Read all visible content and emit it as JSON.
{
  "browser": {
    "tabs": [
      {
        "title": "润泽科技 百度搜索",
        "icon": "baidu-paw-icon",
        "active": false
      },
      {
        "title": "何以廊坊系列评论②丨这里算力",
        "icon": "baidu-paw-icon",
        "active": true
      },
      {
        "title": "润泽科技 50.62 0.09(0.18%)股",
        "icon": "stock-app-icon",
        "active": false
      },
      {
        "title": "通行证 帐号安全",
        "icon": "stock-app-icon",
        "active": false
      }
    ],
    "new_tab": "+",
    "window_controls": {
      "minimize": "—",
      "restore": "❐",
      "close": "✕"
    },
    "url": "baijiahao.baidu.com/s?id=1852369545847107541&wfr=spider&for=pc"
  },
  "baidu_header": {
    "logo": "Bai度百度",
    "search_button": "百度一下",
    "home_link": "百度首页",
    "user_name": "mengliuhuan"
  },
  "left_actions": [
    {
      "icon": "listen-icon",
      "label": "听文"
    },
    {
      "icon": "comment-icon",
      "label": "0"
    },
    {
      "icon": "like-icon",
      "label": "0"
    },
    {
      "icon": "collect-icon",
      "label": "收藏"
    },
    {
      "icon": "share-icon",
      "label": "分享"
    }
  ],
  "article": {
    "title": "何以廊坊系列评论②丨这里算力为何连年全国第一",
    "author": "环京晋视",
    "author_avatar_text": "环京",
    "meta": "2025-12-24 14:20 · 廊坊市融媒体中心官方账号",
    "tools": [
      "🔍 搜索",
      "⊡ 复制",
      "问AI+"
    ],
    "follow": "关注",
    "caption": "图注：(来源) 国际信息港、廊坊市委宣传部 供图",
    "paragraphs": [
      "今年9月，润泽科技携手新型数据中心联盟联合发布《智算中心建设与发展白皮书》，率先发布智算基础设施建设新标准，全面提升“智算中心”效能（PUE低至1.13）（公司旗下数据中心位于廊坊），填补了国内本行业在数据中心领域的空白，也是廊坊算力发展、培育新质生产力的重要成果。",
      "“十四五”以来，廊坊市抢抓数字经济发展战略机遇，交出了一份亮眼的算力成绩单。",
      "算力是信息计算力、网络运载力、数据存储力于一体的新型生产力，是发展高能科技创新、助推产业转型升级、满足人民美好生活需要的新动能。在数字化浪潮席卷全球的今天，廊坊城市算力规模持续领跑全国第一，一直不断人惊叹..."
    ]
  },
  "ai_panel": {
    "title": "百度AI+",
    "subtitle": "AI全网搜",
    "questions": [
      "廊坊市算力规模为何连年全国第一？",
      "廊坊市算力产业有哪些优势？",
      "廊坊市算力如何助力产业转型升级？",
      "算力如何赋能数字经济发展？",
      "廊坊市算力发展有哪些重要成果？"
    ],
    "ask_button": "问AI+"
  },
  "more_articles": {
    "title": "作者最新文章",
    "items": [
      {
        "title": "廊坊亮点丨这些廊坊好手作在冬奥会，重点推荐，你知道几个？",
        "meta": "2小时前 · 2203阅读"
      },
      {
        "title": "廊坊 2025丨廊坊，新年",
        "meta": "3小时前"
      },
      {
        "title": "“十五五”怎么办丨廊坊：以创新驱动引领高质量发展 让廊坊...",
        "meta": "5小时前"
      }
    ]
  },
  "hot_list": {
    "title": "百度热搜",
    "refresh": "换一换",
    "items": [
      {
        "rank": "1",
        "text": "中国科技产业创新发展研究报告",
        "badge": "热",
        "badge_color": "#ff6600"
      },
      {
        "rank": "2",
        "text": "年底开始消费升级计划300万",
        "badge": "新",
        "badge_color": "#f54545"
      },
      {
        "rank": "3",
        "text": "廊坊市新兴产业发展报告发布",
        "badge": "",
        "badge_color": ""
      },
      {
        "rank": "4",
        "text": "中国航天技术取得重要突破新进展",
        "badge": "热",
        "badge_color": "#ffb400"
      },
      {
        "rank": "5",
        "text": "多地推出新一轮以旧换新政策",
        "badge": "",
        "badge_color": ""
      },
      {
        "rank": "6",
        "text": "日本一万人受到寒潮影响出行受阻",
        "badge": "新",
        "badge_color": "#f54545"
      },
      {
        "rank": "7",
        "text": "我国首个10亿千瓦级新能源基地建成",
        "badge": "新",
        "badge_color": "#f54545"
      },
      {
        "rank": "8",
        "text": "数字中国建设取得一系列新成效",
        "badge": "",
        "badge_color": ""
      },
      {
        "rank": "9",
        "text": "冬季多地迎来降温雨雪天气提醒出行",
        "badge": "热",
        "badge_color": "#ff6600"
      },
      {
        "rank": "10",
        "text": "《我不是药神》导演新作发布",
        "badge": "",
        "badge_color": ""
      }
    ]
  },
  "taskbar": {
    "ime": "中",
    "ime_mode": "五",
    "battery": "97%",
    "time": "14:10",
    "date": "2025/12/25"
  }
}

_TASK DESCRIPTION:_ Write out the data exactly as it stands.

_SOLVED EXERCISE:_
Read all visible content and emit it as JSON.
{
  "browser": {
    "tabs": [
      {
        "title": "润泽科技 百度搜索",
        "icon": "baidu-paw-icon",
        "active": false
      },
      {
        "title": "何以廊坊系列评论②丨这里算力",
        "icon": "baidu-paw-icon",
        "active": true
      },
      {
        "title": "润泽科技 50.62 0.09(0.18%)股",
        "icon": "stock-app-icon",
        "active": false
      },
      {
        "title": "通行证 帐号安全",
        "icon": "stock-app-icon",
        "active": false
      }
    ],
    "new_tab": "+",
    "window_controls": {
      "minimize": "—",
      "restore": "❐",
      "close": "✕"
    },
    "url": "baijiahao.baidu.com/s?id=1852369545847107541&wfr=spider&for=pc"
  },
  "baidu_header": {
    "logo": "Bai度百度",
    "search_button": "百度一下",
    "home_link": "百度首页",
    "user_name": "mengliuhuan"
  },
  "left_actions": [
    {
      "icon": "listen-icon",
      "label": "听文"
    },
    {
      "icon": "comment-icon",
      "label": "0"
    },
    {
      "icon": "like-icon",
      "label": "0"
    },
    {
      "icon": "collect-icon",
      "label": "收藏"
    },
    {
      "icon": "share-icon",
      "label": "分享"
    }
  ],
  "article": {
    "title": "何以廊坊系列评论②丨这里算力为何连年全国第一",
    "author": "环京晋视",
    "author_avatar_text": "环京",
    "meta": "2025-12-24 14:20 · 廊坊市融媒体中心官方账号",
    "tools": [
      "🔍 搜索",
      "⊡ 复制",
      "问AI+"
    ],
    "follow": "关注",
    "caption": "图注：(来源) 国际信息港、廊坊市委宣传部 供图",
    "paragraphs": [
      "今年9月，润泽科技携手新型数据中心联盟联合发布《智算中心建设与发展白皮书》，率先发布智算基础设施建设新标准，全面提升“智算中心”效能（PUE低至1.13）（公司旗下数据中心位于廊坊），填补了国内本行业在数据中心领域的空白，也是廊坊算力发展、培育新质生产力的重要成果。",
      "“十四五”以来，廊坊市抢抓数字经济发展战略机遇，交出了一份亮眼的算力成绩单。",
      "算力是信息计算力、网络运载力、数据存储力于一体的新型生产力，是发展高能科技创新、助推产业转型升级、满足人民美好生活需要的新动能。在数字化浪潮席卷全球的今天，廊坊城市算力规模持续领跑全国第一，一直不断人惊叹..."
    ]
  },
  "ai_panel": {
    "title": "百度AI+",
    "subtitle": "AI全网搜",
    "questions": [
      "廊坊市算力规模为何连年全国第一？",
      "廊坊市算力产业有哪些优势？",
      "廊坊市算力如何助力产业转型升级？",
      "算力如何赋能数字经济发展？",
      "廊坊市算力发展有哪些重要成果？"
    ],
    "ask_button": "问AI+"
  },
  "more_articles": {
    "title": "作者最新文章",
    "items": [
      {
        "title": "廊坊亮点丨这些廊坊好手作在冬奥会，重点推荐，你知道几个？",
        "meta": "2小时前 · 2203阅读"
      },
      {
        "title": "廊坊 2025丨廊坊，新年",
        "meta": "3小时前"
      },
      {
        "title": "“十五五”怎么办丨廊坊：以创新驱动引领高质量发展 让廊坊...",
        "meta": "5小时前"
      }
    ]
  },
  "hot_list": {
    "title": "百度热搜",
    "refresh": "换一换",
    "items": [
      {
        "rank": "1",
        "text": "中国科技产业创新发展研究报告",
        "badge": "热",
        "badge_color": "#ff6600"
      },
      {
        "rank": "2",
        "text": "年底开始消费升级计划300万",
        "badge": "新",
        "badge_color": "#f54545"
      },
      {
        "rank": "3",
        "text": "廊坊市新兴产业发展报告发布",
        "badge": "",
        "badge_color": ""
      },
      {
        "rank": "4",
        "text": "中国航天技术取得重要突破新进展",
        "badge": "热",
        "badge_color": "#ffb400"
      },
      {
        "rank": "5",
        "text": "多地推出新一轮以旧换新政策",
        "badge": "",
        "badge_color": ""
      },
      {
        "rank": "6",
        "text": "日本一万人受到寒潮影响出行受阻",
        "badge": "新",
        "badge_color": "#f54545"
      },
      {
        "rank": "7",
        "text": "我国首个10亿千瓦级新能源基地建成",
        "badge": "新",
        "badge_color": "#f54545"
      },
      {
        "rank": "8",
        "text": "数字中国建设取得一系列新成效",
        "badge": "",
        "badge_color": ""
      },
      {
        "rank": "9",
        "text": "冬季多地迎来降温雨雪天气提醒出行",
        "badge": "热",
        "badge_color": "#ff6600"
      },
      {
        "rank": "10",
        "text": "《我不是药神》导演新作发布",
        "badge": "",
        "badge_color": ""
      }
    ]
  },
  "taskbar": {
    "ime": "中",
    "ime_mode": "五",
    "battery": "97%",
    "time": "14:10",
    "date": "2025/12/25"
  }
}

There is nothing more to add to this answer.